> **DIRECTIVE**: Read the listing and extract each line that includes the word "split".

> **SUPPLIED ENTRIES**:
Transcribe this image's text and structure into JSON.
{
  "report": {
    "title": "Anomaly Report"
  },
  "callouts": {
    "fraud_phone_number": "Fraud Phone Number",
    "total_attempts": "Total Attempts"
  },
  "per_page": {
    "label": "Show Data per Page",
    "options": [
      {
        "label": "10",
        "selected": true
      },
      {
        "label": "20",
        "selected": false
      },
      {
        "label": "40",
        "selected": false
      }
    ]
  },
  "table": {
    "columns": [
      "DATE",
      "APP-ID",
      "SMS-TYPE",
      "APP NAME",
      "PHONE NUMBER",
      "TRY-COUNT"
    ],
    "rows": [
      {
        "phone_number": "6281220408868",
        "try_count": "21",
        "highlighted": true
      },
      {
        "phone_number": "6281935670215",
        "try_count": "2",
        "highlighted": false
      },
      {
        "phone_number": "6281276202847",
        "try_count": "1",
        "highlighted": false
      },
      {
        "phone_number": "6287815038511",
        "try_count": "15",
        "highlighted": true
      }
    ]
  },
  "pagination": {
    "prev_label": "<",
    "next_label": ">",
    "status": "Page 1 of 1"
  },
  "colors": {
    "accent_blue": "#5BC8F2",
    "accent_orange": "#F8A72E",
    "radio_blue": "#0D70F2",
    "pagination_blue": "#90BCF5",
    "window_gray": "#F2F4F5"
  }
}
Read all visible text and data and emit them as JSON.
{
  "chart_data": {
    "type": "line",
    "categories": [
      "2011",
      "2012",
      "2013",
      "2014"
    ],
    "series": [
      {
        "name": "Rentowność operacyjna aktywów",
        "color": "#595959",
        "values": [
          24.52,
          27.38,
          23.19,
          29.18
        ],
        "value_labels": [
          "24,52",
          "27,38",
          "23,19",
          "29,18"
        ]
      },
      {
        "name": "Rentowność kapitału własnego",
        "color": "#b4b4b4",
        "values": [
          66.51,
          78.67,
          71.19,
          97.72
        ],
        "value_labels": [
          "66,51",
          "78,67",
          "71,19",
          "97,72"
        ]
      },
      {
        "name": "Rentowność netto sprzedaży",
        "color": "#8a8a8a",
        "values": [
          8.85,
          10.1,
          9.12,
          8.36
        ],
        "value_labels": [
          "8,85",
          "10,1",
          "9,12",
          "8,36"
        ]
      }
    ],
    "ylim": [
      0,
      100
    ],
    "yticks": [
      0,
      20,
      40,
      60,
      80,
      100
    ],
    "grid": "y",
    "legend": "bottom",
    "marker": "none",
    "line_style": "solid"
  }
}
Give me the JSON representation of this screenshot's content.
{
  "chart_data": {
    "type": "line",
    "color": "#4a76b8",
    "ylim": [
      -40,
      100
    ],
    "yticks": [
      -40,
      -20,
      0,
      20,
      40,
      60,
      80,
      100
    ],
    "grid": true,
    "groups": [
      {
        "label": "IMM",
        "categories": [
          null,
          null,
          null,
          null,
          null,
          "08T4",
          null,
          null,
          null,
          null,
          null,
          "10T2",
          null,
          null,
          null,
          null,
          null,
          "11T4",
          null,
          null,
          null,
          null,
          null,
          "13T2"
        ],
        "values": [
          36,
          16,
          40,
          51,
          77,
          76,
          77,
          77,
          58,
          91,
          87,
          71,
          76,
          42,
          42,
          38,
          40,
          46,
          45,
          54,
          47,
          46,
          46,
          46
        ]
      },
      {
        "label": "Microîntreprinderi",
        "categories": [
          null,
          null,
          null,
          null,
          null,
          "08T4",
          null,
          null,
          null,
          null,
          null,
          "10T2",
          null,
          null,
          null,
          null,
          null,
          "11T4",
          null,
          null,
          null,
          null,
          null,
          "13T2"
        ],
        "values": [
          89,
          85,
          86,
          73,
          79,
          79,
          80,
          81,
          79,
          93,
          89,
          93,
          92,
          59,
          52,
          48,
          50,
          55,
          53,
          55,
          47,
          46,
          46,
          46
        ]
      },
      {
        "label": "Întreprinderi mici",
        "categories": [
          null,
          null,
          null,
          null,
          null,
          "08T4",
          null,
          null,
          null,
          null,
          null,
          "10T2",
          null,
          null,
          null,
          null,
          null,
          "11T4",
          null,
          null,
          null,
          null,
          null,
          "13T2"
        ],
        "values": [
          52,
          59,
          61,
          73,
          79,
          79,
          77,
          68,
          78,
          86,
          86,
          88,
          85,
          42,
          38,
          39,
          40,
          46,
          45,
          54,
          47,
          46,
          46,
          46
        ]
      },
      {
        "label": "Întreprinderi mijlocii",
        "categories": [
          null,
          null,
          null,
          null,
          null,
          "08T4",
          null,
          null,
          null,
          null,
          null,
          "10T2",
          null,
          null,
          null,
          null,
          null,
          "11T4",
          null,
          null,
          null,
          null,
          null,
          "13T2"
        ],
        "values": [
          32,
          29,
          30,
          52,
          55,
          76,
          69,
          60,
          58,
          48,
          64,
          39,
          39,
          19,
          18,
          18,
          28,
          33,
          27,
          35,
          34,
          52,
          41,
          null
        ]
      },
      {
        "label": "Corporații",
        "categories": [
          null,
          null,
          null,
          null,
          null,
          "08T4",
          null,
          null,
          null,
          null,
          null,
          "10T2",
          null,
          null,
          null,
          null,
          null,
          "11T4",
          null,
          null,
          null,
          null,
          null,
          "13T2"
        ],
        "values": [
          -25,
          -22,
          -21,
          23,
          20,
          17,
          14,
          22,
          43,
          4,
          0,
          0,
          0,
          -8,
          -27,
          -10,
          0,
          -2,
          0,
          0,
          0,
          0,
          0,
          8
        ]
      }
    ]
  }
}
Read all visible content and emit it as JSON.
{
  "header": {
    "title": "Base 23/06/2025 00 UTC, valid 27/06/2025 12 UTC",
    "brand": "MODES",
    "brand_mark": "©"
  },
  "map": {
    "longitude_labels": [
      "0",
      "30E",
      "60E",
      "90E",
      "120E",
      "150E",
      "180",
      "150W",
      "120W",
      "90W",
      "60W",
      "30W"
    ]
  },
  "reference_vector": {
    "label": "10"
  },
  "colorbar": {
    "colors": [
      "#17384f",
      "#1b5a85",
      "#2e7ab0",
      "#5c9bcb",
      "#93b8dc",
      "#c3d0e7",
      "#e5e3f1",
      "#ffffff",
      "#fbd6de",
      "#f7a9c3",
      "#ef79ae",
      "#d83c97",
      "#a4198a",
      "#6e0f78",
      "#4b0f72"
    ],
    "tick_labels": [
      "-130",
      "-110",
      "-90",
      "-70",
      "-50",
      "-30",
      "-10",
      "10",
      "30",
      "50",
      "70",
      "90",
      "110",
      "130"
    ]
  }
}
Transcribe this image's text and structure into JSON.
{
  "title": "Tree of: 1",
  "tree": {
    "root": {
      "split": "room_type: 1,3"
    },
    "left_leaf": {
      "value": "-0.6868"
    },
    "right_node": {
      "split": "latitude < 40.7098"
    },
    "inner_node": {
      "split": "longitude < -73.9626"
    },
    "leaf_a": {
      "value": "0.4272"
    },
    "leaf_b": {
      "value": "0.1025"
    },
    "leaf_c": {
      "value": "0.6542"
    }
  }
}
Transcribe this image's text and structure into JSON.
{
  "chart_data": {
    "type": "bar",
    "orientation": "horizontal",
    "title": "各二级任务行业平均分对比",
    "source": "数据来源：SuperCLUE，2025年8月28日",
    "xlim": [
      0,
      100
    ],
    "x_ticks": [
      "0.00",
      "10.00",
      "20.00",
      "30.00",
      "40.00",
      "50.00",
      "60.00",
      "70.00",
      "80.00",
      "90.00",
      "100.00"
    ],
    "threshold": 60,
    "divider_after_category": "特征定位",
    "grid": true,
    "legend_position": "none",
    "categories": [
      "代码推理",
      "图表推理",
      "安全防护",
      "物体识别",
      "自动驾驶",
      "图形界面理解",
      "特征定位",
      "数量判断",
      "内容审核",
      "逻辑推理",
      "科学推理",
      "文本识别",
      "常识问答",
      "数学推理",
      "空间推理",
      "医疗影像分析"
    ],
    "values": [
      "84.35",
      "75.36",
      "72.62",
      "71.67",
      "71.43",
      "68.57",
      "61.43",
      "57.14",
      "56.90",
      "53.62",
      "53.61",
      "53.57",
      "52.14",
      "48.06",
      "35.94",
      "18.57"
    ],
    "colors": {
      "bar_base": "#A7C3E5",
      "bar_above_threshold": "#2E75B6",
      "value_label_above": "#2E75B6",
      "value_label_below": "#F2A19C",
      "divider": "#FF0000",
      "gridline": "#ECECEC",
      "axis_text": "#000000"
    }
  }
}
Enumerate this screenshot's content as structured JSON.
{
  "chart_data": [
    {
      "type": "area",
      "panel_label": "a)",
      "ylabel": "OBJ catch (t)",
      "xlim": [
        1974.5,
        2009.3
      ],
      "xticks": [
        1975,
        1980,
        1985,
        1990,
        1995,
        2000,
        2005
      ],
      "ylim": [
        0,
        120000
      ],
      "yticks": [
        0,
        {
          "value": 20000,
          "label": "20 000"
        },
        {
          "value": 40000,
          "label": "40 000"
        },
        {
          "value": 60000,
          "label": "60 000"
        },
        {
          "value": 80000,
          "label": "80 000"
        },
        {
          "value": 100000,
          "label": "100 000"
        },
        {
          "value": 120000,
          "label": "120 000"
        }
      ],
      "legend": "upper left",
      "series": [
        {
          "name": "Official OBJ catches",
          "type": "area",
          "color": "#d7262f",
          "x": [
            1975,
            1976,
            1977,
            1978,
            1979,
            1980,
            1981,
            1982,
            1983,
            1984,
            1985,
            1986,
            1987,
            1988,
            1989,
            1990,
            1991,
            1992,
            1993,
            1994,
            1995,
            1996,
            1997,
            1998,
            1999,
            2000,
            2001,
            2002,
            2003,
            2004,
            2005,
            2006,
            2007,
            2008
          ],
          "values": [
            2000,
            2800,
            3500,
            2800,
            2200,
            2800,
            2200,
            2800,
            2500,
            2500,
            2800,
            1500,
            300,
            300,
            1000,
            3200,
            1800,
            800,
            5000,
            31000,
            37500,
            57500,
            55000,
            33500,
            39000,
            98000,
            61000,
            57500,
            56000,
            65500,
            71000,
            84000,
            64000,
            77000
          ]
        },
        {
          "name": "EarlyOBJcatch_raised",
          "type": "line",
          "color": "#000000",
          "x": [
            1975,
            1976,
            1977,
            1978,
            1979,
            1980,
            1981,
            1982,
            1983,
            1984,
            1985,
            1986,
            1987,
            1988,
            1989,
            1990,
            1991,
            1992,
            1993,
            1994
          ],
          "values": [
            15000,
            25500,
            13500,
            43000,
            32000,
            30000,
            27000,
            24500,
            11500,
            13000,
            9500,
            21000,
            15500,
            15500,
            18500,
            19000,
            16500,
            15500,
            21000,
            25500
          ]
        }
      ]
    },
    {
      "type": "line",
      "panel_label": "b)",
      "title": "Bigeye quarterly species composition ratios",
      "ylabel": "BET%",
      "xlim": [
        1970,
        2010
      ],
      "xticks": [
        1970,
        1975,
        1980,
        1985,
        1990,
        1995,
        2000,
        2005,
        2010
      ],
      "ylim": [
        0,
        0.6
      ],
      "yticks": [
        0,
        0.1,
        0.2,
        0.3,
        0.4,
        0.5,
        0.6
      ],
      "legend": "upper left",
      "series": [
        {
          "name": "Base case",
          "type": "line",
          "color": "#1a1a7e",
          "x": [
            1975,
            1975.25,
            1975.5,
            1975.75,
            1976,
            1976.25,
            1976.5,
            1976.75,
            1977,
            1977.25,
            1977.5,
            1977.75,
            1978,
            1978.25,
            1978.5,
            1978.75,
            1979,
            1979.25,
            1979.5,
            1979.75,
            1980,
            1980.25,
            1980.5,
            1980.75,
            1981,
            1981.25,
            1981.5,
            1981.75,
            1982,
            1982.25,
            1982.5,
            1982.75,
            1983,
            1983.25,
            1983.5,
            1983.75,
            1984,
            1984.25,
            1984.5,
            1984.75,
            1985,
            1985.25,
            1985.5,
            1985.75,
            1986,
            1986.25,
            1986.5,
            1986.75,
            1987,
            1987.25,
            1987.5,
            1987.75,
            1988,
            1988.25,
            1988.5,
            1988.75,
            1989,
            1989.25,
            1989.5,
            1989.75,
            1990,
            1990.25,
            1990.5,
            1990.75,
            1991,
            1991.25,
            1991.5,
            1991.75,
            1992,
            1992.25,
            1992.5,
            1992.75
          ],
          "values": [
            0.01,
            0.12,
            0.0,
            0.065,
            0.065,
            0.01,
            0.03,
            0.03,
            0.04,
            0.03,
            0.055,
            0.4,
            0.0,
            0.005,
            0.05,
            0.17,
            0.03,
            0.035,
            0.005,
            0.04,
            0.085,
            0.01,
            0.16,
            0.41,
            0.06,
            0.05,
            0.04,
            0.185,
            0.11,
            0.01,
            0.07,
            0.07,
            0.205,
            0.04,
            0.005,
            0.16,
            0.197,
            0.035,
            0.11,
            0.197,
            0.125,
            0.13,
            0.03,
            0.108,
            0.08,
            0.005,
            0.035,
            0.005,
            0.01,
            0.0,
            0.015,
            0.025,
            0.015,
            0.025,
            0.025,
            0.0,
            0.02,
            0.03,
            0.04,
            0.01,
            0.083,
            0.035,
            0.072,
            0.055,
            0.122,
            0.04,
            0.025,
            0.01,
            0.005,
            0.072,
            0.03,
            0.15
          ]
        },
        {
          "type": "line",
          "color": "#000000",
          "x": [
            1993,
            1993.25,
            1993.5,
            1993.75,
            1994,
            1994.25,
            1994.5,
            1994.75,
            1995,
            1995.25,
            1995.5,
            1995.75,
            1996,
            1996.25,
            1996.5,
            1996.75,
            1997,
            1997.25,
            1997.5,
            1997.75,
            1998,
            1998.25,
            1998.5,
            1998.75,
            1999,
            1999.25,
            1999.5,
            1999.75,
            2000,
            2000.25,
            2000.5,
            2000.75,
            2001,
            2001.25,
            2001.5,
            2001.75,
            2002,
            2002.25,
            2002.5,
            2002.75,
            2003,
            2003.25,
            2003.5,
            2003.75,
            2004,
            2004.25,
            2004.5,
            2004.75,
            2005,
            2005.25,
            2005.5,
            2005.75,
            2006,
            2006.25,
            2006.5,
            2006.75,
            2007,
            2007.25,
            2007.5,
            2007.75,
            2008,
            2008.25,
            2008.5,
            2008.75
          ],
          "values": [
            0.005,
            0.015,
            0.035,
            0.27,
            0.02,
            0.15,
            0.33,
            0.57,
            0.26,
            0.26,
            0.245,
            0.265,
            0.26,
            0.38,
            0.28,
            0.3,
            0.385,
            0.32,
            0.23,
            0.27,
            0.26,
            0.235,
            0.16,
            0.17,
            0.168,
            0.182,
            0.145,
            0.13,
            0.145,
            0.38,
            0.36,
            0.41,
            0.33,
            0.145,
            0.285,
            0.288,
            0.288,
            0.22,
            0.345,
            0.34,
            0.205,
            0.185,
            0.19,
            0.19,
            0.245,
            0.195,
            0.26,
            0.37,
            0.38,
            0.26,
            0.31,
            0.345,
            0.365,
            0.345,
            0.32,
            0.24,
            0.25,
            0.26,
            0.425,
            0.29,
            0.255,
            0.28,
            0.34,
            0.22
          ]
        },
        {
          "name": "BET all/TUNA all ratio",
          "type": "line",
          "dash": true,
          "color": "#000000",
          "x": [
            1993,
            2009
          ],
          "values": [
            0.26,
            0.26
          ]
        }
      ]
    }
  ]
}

> **OUTPUT OF THE EXERCISE**:
      "split": "room_type: 1,3"
      "split": "latitude < 40.7098"
      "split": "longitude < -73.9626"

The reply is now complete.